### TASK
Read the material below. Count the lines containing "name" and give that count alone.

# start of SUPPLIED RECORDS

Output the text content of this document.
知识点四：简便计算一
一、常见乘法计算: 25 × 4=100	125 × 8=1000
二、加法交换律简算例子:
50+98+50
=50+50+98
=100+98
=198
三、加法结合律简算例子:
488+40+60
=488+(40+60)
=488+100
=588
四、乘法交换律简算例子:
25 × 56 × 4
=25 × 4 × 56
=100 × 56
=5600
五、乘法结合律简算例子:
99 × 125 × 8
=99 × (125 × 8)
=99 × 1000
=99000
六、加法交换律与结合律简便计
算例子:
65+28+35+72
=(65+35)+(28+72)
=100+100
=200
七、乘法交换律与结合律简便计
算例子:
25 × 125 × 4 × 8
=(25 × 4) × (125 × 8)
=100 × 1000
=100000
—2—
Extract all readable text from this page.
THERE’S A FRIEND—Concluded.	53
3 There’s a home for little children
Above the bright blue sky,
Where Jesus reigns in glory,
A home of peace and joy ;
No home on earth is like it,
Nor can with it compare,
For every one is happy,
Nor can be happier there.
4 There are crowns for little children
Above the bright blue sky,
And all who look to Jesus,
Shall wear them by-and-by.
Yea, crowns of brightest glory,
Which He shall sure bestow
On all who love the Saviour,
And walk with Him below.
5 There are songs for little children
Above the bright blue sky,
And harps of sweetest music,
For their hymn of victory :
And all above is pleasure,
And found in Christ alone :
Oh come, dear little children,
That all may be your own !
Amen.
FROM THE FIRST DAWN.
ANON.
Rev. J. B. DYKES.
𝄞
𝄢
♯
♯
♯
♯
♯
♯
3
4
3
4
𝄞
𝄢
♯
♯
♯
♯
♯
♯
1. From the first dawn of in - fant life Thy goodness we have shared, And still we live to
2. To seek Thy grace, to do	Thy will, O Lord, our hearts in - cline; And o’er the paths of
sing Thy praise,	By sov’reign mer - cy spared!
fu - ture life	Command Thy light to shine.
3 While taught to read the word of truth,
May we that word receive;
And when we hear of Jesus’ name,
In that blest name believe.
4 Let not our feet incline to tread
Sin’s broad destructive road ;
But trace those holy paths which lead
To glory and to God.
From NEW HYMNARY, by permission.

# end of SUPPLIED RECORDS

### OUTPUT FOR THIS EXERCISE
2